Identify all lines in the data containing the string "SUGX". Copy them out.

[Collected data]
++++++++++++++++++++
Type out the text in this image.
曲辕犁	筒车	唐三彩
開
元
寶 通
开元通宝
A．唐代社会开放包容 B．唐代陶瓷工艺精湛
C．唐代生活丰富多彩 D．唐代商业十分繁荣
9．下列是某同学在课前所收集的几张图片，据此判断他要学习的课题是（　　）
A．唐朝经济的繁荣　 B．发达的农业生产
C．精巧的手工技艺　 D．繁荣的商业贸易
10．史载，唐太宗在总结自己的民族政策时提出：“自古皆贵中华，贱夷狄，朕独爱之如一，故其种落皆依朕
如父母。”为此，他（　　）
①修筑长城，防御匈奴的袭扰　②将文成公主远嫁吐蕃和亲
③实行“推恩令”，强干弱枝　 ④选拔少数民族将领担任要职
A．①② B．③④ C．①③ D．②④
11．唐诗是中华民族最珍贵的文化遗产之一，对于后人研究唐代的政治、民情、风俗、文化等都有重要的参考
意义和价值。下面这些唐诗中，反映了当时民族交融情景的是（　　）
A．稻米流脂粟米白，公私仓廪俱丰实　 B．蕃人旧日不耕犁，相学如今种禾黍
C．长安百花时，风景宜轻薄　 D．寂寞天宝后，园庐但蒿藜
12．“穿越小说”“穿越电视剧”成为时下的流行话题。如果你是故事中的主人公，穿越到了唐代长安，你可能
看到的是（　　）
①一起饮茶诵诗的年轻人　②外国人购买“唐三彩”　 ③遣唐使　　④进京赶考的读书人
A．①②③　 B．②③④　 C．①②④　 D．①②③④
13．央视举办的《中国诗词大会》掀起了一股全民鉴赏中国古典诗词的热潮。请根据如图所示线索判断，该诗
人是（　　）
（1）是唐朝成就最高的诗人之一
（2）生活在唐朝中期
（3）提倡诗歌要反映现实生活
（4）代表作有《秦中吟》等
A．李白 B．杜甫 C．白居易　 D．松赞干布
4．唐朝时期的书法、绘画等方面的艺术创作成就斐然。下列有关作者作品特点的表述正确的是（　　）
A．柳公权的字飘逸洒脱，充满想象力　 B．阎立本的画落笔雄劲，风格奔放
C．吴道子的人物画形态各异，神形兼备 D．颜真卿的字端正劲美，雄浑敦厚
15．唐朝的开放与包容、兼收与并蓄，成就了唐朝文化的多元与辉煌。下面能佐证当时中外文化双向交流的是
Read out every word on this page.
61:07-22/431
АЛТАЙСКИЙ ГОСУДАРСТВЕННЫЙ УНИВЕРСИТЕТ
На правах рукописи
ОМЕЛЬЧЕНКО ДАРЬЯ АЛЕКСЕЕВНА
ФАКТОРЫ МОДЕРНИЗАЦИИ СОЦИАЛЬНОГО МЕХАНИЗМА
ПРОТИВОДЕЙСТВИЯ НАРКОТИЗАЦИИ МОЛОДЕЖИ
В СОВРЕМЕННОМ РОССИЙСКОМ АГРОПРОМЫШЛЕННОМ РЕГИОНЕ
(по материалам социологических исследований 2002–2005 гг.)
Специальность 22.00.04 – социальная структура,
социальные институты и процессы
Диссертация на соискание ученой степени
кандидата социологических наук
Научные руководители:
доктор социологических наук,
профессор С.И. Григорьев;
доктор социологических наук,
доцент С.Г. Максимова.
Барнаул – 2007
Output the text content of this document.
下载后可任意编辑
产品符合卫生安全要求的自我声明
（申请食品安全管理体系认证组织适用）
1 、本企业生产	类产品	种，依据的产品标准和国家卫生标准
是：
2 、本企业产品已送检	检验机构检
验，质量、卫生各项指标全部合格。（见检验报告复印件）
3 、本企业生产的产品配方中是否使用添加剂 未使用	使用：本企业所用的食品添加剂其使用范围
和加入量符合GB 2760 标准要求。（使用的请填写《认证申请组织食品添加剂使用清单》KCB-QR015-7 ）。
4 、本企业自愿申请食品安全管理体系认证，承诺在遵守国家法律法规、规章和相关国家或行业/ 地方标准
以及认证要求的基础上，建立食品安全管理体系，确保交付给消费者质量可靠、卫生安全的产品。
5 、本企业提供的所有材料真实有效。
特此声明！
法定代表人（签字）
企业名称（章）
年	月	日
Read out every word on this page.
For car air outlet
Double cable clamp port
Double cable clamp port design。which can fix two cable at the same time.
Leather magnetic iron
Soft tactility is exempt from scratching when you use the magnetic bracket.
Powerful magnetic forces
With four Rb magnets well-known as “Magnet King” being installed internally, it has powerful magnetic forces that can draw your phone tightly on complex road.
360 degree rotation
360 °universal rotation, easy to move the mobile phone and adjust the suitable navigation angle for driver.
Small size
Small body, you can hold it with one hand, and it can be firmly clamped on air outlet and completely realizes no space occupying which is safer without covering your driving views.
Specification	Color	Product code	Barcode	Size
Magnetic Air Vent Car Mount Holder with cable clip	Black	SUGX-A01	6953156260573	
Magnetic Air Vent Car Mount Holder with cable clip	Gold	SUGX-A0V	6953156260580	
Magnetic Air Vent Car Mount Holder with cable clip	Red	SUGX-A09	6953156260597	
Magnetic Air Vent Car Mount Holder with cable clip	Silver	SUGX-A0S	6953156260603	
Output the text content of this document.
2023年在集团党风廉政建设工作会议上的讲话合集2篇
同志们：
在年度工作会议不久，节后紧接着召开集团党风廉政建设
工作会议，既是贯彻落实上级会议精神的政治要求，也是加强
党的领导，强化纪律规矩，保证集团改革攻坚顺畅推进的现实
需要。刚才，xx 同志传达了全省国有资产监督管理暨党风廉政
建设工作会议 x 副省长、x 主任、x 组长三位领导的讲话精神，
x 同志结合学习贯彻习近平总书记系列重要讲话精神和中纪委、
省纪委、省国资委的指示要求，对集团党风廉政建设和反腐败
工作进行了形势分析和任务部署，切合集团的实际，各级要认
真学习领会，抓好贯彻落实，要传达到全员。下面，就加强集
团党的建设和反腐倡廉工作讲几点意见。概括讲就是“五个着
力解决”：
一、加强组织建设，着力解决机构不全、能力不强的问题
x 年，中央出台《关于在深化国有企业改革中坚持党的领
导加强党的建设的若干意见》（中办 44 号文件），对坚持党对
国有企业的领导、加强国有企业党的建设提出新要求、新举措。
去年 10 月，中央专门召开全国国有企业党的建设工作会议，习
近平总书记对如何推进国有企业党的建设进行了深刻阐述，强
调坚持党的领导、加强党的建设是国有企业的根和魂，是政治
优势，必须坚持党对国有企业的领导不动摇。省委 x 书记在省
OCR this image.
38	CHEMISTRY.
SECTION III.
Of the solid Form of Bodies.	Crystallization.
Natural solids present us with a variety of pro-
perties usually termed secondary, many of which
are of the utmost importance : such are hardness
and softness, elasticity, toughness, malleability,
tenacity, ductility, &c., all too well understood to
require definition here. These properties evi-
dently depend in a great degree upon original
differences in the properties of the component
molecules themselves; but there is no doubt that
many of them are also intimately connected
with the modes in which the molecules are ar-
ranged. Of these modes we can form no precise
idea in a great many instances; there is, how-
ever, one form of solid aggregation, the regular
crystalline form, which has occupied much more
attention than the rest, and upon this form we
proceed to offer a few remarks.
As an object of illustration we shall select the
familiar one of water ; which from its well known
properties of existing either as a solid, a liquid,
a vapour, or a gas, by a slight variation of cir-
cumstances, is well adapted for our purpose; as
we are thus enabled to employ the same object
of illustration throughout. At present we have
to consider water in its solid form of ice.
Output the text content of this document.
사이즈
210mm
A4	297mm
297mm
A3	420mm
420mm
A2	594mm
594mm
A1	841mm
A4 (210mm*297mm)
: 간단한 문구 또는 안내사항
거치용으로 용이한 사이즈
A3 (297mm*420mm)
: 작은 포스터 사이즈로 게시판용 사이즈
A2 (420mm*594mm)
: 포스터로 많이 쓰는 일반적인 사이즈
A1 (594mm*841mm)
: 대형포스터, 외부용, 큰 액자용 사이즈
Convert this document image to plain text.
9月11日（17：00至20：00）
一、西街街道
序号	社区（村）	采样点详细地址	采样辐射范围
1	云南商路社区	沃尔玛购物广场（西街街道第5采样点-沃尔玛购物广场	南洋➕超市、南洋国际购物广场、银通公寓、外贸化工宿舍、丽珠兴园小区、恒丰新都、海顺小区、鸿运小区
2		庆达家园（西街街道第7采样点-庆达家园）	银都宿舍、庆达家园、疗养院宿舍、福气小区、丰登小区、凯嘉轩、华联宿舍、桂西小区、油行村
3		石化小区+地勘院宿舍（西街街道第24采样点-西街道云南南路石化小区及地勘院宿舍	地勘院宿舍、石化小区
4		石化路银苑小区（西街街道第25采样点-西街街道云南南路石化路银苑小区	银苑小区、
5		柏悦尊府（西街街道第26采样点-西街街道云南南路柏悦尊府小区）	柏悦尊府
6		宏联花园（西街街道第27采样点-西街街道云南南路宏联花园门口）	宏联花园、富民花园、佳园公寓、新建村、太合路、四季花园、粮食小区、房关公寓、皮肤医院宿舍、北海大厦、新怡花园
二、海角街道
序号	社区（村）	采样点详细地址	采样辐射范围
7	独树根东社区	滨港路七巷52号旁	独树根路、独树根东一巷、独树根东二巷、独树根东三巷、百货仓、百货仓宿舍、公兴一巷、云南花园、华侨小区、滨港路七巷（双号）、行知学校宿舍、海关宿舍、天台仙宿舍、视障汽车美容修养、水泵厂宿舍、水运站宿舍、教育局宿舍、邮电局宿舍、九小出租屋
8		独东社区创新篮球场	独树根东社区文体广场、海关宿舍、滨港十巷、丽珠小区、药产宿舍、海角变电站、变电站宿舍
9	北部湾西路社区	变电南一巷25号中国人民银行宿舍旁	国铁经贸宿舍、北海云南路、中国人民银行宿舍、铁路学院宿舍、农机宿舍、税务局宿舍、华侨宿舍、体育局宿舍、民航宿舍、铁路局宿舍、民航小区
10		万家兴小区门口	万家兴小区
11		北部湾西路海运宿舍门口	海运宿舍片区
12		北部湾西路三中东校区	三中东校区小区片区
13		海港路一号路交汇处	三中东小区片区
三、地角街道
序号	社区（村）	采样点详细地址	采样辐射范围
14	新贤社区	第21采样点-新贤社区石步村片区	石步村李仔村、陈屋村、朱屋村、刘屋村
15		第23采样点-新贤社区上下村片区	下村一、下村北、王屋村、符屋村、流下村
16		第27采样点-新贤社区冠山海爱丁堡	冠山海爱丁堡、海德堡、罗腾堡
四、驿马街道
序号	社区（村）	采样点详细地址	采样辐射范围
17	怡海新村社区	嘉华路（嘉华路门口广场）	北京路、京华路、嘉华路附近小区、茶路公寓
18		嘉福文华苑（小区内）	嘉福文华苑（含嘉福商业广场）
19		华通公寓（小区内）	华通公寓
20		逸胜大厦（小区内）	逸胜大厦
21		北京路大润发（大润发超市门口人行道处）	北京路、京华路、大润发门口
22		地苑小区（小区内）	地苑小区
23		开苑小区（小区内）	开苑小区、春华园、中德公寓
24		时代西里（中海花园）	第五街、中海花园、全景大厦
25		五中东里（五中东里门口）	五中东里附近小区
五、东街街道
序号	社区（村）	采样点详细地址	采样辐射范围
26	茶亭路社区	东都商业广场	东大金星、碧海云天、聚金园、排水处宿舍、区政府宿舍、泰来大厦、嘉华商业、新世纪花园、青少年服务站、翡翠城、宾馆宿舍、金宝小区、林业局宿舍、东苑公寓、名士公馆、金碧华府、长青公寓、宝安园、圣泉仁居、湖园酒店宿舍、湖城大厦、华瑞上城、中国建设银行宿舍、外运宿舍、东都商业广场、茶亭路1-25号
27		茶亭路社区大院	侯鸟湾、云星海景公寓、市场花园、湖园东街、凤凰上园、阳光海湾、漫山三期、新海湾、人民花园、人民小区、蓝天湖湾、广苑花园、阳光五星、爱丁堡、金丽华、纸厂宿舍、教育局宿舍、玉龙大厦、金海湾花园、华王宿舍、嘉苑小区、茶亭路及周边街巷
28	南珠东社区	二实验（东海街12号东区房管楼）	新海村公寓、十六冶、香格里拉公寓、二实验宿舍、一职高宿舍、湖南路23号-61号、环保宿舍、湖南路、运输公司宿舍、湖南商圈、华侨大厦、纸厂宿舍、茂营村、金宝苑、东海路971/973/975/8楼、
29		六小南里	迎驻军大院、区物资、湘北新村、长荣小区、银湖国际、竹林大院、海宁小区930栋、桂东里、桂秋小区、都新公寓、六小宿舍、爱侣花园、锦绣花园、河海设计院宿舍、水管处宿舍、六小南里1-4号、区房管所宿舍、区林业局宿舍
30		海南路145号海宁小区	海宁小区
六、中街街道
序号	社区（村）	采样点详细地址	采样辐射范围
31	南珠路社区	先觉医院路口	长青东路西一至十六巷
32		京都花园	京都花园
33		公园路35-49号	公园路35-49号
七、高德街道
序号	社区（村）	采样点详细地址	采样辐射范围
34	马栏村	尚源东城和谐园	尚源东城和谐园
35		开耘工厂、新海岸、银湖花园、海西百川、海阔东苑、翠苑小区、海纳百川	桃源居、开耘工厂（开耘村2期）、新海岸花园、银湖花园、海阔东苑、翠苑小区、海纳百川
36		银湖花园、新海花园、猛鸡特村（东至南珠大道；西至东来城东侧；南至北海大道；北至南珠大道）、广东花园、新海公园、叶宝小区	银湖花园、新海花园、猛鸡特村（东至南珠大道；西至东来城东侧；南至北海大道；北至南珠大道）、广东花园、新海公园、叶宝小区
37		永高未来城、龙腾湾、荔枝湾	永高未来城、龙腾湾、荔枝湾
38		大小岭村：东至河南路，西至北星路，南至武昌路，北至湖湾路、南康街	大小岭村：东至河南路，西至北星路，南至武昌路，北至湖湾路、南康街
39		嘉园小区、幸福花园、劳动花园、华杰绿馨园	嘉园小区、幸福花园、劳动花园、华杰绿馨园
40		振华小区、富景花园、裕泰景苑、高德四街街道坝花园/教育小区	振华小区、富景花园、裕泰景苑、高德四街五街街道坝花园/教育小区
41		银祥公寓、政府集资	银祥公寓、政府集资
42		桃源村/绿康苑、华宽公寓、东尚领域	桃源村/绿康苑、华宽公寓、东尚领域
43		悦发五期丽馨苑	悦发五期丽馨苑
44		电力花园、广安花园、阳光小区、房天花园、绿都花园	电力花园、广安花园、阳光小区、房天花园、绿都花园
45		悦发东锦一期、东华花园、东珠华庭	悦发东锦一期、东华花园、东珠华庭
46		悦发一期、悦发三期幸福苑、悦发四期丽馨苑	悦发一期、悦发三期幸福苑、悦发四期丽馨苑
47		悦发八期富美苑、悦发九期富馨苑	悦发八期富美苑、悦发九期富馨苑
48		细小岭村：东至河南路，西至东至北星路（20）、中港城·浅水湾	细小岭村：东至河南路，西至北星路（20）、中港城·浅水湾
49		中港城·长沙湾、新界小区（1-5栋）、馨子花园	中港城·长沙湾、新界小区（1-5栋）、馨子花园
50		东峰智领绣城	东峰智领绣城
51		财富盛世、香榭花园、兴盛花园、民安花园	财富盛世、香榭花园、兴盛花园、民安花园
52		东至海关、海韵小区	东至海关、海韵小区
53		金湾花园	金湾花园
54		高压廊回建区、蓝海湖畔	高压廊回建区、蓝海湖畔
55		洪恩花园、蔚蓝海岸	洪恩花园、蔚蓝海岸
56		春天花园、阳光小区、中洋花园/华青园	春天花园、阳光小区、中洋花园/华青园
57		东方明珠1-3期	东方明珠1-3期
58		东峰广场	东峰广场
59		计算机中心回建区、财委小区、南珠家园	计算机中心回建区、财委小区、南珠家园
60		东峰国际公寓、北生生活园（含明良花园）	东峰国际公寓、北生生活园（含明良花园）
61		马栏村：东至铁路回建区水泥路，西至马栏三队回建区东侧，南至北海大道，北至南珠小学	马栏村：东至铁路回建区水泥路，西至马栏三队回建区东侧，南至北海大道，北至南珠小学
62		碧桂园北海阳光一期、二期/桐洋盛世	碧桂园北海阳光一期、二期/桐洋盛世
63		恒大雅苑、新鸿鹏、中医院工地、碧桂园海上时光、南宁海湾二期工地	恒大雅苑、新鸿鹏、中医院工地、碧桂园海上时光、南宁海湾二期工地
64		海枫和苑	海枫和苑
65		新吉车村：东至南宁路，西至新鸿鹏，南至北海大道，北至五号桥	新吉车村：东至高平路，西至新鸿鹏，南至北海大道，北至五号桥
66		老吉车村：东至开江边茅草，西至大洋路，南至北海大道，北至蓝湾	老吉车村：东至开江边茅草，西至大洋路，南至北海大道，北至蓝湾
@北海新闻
++++++++++++++++++++
### [RESPONSE TO THIS EXERCISE]
Magnetic Air Vent Car Mount Holder with cable clip	Black	SUGX-A01	6953156260573	
Magnetic Air Vent Car Mount Holder with cable clip	Gold	SUGX-A0V	6953156260580	
Magnetic Air Vent Car Mount Holder with cable clip	Red	SUGX-A09	6953156260597	
Magnetic Air Vent Car Mount Holder with cable clip	Silver	SUGX-A0S	6953156260603	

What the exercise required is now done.